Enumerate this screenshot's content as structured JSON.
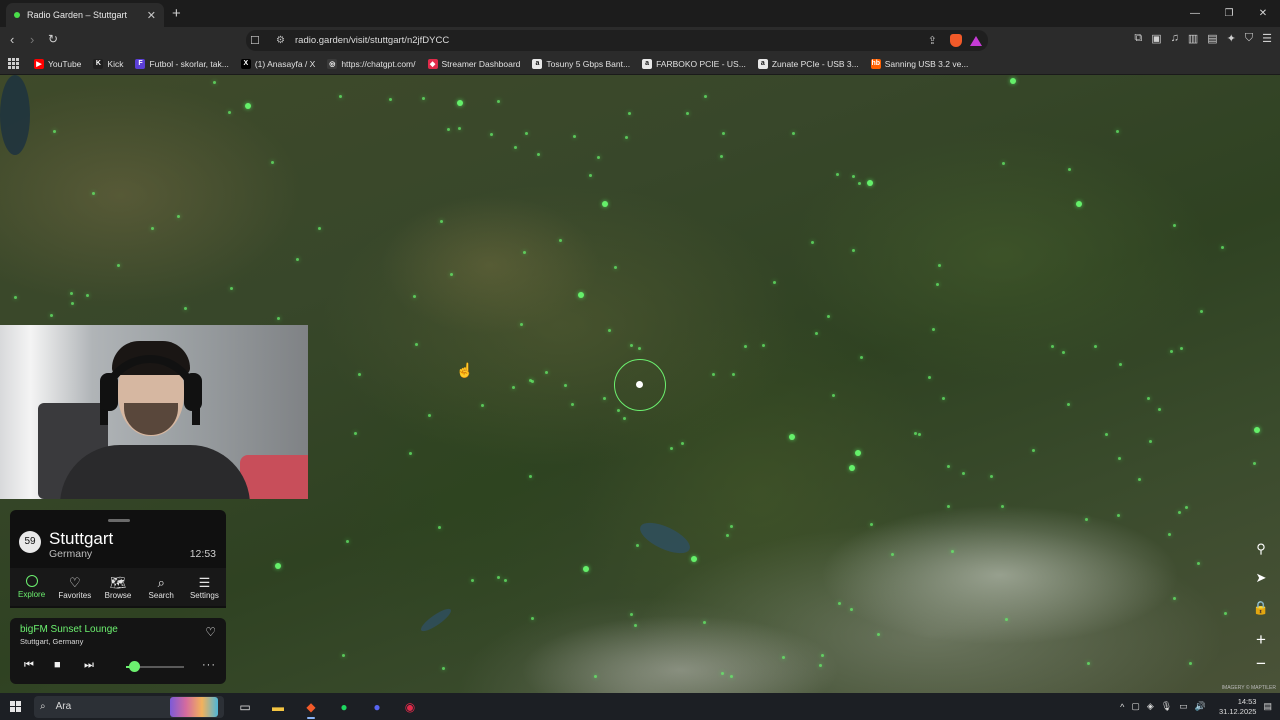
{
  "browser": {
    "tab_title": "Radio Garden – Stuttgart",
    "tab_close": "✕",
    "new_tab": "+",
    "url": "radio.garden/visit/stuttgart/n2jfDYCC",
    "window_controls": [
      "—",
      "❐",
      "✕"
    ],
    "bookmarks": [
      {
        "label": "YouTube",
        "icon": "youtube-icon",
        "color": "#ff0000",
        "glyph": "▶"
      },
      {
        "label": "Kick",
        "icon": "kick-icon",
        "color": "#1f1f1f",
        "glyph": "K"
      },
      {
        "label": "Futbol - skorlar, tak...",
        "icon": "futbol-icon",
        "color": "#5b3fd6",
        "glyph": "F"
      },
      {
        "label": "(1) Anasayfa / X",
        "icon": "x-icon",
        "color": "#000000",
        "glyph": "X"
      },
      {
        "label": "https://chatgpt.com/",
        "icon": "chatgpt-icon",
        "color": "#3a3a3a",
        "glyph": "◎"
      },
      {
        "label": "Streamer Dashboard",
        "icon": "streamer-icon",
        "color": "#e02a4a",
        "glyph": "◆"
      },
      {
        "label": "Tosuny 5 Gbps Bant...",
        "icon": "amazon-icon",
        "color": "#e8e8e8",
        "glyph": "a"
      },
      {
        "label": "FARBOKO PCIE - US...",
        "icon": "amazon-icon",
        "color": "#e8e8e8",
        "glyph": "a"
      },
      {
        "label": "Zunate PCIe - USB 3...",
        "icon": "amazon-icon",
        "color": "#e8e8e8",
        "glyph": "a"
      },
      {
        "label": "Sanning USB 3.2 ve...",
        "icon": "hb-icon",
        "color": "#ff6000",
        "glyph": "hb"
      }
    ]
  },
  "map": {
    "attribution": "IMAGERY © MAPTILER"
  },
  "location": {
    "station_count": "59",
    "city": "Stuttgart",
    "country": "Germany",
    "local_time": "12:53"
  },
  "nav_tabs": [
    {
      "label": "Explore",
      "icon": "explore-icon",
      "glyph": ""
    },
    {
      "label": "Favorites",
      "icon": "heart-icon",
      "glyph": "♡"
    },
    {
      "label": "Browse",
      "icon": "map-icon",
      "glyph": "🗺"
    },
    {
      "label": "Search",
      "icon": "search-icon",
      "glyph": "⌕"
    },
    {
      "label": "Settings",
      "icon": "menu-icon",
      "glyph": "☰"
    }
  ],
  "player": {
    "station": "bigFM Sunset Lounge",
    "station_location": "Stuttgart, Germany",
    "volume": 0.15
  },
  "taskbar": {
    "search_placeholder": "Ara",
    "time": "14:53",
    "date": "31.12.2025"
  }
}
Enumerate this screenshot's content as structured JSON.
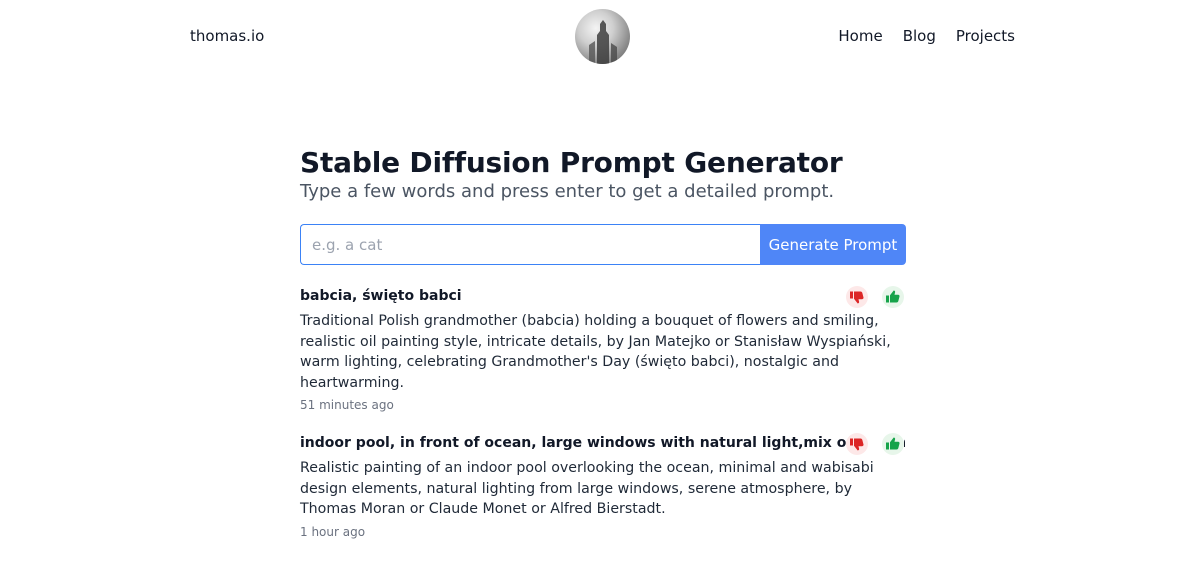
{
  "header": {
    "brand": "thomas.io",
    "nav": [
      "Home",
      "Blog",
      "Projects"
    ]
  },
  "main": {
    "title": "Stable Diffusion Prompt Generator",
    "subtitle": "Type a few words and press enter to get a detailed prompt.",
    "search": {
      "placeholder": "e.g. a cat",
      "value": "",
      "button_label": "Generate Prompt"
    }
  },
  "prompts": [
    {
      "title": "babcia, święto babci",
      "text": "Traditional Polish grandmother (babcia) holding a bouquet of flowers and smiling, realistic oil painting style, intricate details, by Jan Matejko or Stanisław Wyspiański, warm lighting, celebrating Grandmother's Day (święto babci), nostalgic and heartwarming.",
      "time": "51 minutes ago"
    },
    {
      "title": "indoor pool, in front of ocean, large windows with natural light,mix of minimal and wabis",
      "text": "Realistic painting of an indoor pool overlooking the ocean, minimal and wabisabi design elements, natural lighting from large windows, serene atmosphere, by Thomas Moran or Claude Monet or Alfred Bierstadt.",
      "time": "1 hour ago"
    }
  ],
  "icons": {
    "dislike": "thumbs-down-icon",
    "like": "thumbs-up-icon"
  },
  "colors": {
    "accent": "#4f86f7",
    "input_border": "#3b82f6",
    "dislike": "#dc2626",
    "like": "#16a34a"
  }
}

● **Task directions**
Every line in the data above that contains "minimal" needs to be copied.

● **Finished exercise**
      "title": "indoor pool, in front of ocean, large windows with natural light,mix of minimal and wabis",
      "text": "Realistic painting of an indoor pool overlooking the ocean, minimal and wabisabi design elements, natural lighting from large windows, serene atmosphere, by Thomas Moran or Claude Monet or Alfred Bierstadt.",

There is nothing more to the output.